──────── Dataset ────────

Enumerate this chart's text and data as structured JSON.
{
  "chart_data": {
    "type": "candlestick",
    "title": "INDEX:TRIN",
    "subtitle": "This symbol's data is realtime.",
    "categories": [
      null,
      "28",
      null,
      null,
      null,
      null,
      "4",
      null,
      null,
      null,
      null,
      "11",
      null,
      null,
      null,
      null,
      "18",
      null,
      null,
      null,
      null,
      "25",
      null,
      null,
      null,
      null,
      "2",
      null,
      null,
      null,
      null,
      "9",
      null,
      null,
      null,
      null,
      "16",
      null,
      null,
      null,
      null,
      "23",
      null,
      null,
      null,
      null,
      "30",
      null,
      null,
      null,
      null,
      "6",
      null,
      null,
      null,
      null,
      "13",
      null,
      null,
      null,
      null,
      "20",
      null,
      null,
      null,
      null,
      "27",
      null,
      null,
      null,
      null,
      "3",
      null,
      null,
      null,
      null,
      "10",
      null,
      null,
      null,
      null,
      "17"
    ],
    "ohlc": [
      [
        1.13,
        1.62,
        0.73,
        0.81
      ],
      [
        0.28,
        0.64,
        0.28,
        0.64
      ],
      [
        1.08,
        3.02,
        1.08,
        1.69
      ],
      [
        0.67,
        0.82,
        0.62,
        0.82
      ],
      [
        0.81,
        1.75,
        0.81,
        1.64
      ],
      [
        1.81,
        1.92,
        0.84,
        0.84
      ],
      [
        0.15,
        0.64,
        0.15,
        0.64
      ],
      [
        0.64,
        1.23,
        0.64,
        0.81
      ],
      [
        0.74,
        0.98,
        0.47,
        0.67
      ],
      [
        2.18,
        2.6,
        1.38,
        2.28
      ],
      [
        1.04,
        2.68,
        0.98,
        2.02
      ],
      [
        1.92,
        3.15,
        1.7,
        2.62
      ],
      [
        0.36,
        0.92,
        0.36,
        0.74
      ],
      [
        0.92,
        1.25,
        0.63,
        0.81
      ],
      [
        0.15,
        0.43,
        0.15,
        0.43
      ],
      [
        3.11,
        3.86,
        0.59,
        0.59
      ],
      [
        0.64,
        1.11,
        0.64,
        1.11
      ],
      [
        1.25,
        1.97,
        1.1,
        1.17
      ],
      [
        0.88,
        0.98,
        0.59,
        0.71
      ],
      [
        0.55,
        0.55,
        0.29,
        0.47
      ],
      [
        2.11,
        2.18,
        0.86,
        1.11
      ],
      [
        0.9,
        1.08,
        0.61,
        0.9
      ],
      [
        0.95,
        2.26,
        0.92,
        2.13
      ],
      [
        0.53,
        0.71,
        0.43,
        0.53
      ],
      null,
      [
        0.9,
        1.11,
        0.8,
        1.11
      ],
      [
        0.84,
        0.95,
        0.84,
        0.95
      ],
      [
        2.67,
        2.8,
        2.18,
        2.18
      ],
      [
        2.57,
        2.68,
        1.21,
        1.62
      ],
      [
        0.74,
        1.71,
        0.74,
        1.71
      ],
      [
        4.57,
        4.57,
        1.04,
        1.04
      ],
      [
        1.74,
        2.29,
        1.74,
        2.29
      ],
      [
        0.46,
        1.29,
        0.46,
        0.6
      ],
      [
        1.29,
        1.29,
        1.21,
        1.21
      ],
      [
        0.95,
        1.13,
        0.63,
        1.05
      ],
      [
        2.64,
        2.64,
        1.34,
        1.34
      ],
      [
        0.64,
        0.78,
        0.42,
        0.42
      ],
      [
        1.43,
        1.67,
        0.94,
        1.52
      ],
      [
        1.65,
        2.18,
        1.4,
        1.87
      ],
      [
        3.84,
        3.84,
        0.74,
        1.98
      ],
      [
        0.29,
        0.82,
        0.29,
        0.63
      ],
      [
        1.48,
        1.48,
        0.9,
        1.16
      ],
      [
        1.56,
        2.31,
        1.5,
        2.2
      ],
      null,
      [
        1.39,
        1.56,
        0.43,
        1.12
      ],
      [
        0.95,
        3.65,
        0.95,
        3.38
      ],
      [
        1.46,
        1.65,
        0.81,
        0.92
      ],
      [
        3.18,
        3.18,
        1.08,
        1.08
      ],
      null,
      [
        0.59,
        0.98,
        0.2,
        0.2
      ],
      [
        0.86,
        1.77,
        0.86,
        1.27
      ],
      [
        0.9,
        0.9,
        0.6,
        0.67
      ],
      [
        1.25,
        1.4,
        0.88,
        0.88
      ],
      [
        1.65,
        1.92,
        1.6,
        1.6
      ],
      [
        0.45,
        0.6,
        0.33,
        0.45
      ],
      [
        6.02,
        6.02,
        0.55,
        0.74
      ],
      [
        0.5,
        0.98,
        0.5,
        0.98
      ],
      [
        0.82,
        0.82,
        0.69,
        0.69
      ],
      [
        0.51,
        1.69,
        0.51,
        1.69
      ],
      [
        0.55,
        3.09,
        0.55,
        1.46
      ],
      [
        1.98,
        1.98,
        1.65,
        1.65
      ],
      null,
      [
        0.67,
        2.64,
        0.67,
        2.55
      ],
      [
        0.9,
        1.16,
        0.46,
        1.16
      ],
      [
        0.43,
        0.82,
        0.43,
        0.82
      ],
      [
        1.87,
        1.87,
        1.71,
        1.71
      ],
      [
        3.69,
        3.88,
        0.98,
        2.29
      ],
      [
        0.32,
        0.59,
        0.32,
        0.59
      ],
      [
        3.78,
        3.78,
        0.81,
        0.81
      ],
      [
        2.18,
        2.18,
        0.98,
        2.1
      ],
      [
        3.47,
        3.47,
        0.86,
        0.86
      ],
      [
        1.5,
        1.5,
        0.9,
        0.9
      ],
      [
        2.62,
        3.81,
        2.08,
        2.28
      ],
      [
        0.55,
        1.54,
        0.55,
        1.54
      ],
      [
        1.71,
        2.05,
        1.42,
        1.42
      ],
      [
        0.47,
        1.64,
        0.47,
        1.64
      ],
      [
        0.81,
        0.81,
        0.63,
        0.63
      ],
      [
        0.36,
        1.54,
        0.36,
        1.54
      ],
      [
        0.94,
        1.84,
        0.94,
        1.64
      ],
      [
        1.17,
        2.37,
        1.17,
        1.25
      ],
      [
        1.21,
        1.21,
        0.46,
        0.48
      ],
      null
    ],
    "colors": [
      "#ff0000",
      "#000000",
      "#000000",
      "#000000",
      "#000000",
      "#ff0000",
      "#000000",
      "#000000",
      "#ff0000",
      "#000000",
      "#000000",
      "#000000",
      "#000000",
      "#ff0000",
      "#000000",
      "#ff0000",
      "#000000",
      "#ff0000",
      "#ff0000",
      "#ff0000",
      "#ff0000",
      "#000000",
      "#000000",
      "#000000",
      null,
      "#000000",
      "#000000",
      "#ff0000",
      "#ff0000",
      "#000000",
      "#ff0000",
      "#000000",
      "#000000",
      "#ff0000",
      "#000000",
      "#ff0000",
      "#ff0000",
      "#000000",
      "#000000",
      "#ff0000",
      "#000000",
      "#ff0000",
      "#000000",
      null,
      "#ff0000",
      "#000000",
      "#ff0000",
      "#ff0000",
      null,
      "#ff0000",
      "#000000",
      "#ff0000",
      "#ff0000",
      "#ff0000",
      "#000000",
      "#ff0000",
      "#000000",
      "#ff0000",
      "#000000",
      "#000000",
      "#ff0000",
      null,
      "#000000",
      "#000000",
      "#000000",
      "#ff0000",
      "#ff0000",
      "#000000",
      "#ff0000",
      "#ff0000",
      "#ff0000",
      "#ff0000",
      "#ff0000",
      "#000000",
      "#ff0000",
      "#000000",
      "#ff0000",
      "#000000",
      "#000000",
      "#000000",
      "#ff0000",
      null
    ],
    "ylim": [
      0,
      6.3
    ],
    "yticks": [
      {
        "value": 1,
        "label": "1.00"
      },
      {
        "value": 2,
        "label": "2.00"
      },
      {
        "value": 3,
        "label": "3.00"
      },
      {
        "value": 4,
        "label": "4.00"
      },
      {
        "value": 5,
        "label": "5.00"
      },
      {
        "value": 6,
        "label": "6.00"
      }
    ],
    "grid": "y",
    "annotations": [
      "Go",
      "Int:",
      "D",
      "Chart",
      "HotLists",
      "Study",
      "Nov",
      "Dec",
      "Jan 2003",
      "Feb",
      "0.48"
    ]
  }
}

────────

= Problem =
Scan the material above for the string "label" and report each line where you find it.

= Reply to the exercise =
        "label": "1.00"
        "label": "2.00"
        "label": "3.00"
        "label": "4.00"
        "label": "5.00"
        "label": "6.00"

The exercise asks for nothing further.